▸ Short task 1
Copy the passage on Mary Magdalene word for word, starting with "According to W." and going on through "and southern Levant.".

Dala, from the fourth letter in the Hebrew alphabet daleth, means door or window. Doors are symbolised entry and exit points, portals to different spiritual dimensions. In the spiritual world, the letter Dalet is interpreted as a door, a door that separates the spiritual world of water and earth elements.

This Madonna della Misericordia was painted in 1333 by Lippo Memmi is in the Chapel of the Corporal Duomo Orvieto.

In ‘The Grail Enigma’ Laurence Gardiner believes Magdalene could be a metaphor for someone of high status in the community, high standing like a tower or castle, who was a community guardian, a “watchtower of the flock” (Micah 4:8).

In ‘Mary Magdalen: Myth and Metaphor’ Susan Haskin concluded: “Interpreters since the time of Jerome have suggested that Mary was called Magdalene because of her stature and faith, i.e. because she was like a tower: ‘Mary Magdalene received the epithet ‘fortified with towers’ because of her earnestness and strength of faith, and was privileged to see the rising of Christ first even before the apostles’.”

Susan Haskin is referring to the Prophecy of Micah in the Book of Micah of the Old Testament. In about 700 BCE, the Hebrew prophet Micah recorded an amazing prophecy known as The Prophecy of Micah (The Prophecy of Micah 4:8-11).

Mary Magdalene by Giacinto Brandi (1621-1691)The Prophecy of Micah describes a woman as the personification of the nation of Israel. She was crying over her deceased king and rabbi before being sent, defiled and defamed, into foreign exile, eventually to be rescued. Despite it all she gathers nations as disciples and teaches. 

According to W. Muss-Arnolt ‘On Semitic Words in Greek and Latin’ and Miranda Shaw ‘Sketch of the World’ her name comes from the Hebrew word Migdal (meaning tower or fortress). In Aramaic this was Magdala meaning tower or elevated, great, magnificent. Another theory of her name is that she lived in Magdala, a town between Jerusalem and Bethlehem. There are 59 sites with the root migdol, meaning tower or watchtower in Hebrew, across the eastern and southern Levant.

This fresco is Mary Magdalene by Giacinto Brandi (1621-1691)

Another interpretation of the tower was referencing the tower overlooking the flock of sheep destined for sacrifice at the Temple of Jerusalem. These sheep were the chosen ones, considered to be fulfilling a sacred role for the people. The one in the watchtower was charged with keeping them safe from harm, looking out over the flock to prevent attack from wild animals. Perhaps Jesus chose to call her Migdal as a nod to this passage, giving her the prophetic forewarning of her coming and her stature.

Hamartolos

By now I hope you are discovering how much of a renegade Mary Magdalene was. She was truly a rebel in her own time. Considering she travelled with Jesus and is described as a financial supporter of his ministry Mary Magdalene was independently wealthy and a financial supporter of Jesus. She spent her money where she saw fit. Although it wasn’t unusual for women to travel with a religious teacher, it was scandalous. It is hard to imagine how Mary was able to be amongst Jesus’ followers without being married to one of the disciples.

But this was not acceptable way for a Hebrew woman to live.

Mary Magdalene was most likely the unnamed “woman in the city, who was a sinner” anointed Jesus’ feet with ointment (Luke 7:36-50). The word sinner was translated from the Greek hamartolos. This is the word interpreted to call Mary Magdalene a prostitute.

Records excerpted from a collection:
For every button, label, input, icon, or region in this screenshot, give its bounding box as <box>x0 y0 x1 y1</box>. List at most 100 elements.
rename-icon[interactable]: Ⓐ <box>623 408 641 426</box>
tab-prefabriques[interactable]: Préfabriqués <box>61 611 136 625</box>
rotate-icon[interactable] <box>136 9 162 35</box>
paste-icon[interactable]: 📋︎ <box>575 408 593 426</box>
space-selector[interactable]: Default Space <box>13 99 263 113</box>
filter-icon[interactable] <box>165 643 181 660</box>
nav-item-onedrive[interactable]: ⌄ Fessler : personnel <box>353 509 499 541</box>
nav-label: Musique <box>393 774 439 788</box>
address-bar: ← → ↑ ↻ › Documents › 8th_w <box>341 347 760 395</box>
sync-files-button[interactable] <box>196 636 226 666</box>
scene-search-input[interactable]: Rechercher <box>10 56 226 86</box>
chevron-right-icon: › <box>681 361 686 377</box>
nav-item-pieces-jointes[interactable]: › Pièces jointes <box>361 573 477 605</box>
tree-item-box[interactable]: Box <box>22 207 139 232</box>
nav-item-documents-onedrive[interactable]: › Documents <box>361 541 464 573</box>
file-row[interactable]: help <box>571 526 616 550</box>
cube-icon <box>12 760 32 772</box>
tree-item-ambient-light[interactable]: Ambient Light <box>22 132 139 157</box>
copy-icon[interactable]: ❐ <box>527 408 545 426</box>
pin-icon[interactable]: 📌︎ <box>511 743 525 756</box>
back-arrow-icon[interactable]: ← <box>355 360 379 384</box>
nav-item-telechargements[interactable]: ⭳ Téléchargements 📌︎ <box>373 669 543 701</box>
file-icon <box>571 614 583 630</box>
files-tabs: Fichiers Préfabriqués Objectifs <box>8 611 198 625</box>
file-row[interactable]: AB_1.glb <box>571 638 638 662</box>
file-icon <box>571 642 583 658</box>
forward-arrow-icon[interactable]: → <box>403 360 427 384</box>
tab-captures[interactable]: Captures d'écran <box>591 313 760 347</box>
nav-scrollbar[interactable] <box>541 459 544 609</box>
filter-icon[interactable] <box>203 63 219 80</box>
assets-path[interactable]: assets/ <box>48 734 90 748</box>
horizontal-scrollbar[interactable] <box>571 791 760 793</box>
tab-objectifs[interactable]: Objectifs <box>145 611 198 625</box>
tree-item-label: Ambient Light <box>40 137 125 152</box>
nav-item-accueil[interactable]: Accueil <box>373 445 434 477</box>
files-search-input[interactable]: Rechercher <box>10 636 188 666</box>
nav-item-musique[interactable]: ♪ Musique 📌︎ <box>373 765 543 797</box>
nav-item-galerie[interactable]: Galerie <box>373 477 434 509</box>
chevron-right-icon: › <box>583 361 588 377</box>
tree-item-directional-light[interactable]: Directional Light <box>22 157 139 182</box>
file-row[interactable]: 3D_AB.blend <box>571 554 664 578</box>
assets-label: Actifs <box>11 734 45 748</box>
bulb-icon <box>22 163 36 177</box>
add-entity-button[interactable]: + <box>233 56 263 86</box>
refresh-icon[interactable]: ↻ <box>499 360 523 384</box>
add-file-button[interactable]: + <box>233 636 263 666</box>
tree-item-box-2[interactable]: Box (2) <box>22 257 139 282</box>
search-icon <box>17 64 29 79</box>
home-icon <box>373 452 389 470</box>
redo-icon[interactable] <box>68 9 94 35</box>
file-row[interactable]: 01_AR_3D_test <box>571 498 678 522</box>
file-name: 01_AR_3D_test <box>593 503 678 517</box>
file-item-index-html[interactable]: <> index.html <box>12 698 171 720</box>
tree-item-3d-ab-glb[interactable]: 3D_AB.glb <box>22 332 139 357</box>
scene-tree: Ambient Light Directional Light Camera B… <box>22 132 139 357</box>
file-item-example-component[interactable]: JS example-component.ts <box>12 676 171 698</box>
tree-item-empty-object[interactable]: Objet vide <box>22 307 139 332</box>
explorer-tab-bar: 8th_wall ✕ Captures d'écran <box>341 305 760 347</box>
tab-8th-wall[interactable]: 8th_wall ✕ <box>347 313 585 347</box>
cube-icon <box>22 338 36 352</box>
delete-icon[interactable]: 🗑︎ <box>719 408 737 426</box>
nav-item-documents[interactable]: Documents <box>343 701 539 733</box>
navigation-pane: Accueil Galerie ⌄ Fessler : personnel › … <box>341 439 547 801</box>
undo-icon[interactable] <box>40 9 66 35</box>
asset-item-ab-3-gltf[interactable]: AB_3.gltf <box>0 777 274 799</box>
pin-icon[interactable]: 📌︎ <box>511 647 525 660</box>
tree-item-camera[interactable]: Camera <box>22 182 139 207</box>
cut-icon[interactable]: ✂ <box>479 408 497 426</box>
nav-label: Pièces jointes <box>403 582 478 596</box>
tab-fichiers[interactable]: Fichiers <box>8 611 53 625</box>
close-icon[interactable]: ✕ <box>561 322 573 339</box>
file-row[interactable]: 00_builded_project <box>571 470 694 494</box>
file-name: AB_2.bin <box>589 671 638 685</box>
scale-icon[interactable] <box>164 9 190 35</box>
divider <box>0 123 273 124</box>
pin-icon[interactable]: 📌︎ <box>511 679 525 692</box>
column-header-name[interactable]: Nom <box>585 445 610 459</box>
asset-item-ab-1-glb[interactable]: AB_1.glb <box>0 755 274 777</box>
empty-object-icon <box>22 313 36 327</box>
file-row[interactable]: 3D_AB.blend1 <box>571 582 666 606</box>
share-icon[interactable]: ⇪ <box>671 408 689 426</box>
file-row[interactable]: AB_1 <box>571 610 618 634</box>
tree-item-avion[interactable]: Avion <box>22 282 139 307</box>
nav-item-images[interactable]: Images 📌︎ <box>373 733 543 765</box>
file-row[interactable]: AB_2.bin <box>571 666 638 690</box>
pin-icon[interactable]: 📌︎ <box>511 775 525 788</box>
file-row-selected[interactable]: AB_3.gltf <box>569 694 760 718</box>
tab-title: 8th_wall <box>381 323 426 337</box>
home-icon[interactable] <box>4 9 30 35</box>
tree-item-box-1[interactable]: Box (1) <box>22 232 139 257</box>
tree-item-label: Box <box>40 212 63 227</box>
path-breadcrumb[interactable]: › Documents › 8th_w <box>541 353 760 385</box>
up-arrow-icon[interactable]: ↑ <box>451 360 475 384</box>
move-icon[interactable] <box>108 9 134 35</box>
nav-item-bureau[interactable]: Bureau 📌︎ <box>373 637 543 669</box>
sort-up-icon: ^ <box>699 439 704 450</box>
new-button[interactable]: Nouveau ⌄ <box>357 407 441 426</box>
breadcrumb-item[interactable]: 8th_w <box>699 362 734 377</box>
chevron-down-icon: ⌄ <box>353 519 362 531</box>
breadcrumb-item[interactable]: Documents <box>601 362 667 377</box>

▸ Short task 2
Repeat the entries exactly, from their very first line through the line containing "rotate-icon[interactable] <box>136 9", including that line.

▸ Problem solution 1
According to W. Muss-Arnolt ‘On Semitic Words in Greek and Latin’ and Miranda Shaw ‘Sketch of the World’ her name comes from the Hebrew word Migdal (meaning tower or fortress). In Aramaic this was Magdala meaning tower or elevated, great, magnificent. Another theory of her name is that she lived in Magdala, a town between Jerusalem and Bethlehem. There are 59 sites with the root migdol, meaning tower or watchtower in Hebrew, across the eastern and southern Levant.

▸ Problem solution 2
For every button, label, input, icon, or region in this screenshot, give its bounding box as <box>x0 y0 x1 y1</box>. List at most 100 elements.
rename-icon[interactable]: Ⓐ <box>623 408 641 426</box>
tab-prefabriques[interactable]: Préfabriqués <box>61 611 136 625</box>
rotate-icon[interactable] <box>136 9 162 35</box>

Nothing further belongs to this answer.